*Request*
Gather up all lines that carry the word "allele".

[Start Dataset records]

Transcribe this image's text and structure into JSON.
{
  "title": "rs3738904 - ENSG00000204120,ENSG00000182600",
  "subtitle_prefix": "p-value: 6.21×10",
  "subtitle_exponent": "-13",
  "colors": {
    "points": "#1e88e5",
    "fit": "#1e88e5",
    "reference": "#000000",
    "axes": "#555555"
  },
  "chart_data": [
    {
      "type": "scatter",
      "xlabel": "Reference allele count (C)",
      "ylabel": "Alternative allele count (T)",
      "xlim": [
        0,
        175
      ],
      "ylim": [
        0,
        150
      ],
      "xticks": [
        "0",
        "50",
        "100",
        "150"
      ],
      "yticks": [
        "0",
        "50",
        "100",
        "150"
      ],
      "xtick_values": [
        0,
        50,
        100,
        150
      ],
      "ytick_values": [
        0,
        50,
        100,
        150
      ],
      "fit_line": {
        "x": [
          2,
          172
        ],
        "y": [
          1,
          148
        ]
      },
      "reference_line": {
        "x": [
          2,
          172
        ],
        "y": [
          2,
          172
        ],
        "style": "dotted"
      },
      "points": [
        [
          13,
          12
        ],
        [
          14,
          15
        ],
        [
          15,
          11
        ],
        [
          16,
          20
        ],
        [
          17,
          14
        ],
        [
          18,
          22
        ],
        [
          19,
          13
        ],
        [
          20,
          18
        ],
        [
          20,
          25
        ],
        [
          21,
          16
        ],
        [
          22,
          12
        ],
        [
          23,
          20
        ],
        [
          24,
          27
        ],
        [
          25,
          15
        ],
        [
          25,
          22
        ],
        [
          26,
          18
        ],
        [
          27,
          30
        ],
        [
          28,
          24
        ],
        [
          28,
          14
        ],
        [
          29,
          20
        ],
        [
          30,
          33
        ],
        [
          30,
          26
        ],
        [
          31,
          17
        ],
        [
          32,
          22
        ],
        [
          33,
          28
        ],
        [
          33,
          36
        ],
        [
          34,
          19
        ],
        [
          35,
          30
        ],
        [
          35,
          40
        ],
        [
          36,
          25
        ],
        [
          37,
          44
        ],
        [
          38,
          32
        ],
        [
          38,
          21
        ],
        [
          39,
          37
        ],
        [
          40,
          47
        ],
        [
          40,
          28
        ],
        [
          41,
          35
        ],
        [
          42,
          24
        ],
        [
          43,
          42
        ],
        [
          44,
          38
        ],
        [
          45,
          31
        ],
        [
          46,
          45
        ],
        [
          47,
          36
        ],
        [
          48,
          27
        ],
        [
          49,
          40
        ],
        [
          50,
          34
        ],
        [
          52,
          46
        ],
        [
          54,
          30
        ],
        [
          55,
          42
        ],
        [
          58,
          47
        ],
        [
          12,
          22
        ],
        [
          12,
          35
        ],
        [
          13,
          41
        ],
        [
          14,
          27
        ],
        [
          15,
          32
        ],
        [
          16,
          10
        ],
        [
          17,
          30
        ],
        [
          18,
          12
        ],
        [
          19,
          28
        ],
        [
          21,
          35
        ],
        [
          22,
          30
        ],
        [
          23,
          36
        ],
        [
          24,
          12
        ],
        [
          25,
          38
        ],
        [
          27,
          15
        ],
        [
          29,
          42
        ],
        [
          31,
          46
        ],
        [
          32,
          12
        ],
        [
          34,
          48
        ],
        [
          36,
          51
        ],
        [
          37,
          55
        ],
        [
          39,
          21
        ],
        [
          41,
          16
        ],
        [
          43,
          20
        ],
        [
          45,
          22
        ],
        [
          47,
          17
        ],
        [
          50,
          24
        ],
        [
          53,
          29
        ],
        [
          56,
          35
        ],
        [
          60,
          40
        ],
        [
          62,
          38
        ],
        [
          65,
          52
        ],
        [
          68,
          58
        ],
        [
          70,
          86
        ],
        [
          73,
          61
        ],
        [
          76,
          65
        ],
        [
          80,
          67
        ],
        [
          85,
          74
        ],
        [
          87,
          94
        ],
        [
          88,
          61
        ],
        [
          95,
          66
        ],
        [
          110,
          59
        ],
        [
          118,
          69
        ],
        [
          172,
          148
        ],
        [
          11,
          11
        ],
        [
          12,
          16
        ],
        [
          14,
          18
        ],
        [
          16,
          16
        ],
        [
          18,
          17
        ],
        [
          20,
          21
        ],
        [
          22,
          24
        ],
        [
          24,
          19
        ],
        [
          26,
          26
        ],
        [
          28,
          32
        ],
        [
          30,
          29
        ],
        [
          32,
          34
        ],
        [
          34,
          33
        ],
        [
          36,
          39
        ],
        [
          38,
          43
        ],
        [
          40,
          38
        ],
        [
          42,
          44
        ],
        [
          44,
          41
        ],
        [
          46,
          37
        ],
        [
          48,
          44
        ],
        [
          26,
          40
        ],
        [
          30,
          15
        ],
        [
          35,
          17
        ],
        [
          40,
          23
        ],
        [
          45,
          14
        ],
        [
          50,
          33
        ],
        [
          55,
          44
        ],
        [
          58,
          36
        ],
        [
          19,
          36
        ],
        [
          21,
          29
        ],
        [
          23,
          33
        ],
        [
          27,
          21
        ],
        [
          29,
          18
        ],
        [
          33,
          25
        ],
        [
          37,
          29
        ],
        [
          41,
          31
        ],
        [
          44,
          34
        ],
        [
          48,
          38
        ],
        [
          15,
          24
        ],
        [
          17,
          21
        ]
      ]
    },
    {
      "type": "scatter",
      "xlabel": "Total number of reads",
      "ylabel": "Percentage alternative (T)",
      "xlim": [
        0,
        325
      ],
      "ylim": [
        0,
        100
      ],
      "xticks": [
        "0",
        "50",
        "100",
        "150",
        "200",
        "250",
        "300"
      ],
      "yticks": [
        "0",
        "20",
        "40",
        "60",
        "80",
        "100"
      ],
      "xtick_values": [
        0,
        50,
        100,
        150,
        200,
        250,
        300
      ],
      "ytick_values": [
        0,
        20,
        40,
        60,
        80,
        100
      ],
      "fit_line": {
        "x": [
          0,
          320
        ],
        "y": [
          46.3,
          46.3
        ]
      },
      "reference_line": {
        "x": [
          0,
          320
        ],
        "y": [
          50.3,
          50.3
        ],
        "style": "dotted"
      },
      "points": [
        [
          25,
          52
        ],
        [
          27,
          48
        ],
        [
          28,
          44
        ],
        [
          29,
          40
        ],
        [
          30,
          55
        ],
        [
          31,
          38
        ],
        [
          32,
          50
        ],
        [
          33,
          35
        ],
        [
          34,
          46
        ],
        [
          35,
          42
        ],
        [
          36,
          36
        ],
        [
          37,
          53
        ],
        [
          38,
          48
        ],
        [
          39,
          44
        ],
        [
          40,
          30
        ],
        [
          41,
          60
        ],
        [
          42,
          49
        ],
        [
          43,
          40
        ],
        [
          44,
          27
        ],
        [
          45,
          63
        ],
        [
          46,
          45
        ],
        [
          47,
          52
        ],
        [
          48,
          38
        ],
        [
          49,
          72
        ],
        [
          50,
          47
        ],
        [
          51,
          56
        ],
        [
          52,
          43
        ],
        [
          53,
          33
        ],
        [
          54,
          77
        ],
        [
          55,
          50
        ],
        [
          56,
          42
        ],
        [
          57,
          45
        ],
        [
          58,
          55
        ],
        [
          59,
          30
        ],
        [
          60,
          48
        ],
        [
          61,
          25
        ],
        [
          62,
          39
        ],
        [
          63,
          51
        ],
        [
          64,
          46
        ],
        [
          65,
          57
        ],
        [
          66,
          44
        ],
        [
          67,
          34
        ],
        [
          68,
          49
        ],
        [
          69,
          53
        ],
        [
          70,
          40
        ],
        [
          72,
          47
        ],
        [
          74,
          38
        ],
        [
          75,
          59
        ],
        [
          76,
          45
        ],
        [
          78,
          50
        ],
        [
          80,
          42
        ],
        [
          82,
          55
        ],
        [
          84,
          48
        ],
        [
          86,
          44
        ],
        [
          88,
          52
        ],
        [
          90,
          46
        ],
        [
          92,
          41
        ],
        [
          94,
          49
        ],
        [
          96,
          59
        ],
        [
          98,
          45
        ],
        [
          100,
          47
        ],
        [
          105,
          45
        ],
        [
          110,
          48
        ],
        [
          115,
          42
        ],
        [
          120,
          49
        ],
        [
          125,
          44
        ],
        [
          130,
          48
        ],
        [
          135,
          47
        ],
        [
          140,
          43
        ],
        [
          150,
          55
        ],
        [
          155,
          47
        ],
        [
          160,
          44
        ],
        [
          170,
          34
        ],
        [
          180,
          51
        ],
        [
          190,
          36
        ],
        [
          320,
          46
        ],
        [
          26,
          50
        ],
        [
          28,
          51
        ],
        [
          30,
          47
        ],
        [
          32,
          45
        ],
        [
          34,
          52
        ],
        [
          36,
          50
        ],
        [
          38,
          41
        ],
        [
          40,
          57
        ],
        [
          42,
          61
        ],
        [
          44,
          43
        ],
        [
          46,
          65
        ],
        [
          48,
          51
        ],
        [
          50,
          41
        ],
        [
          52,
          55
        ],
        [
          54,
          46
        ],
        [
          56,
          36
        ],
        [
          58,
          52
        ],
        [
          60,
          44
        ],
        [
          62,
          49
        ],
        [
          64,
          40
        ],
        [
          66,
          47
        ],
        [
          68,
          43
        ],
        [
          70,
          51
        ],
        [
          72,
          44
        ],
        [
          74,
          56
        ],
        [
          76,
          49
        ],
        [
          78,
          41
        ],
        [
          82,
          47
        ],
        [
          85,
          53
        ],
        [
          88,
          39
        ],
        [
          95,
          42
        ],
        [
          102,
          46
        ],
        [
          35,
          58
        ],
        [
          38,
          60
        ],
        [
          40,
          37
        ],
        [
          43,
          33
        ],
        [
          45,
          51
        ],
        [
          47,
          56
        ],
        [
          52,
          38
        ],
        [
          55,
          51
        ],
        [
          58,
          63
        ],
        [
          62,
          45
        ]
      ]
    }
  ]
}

[End Dataset records]

*Result*
      "xlabel": "Reference allele count (C)",
      "ylabel": "Alternative allele count (T)",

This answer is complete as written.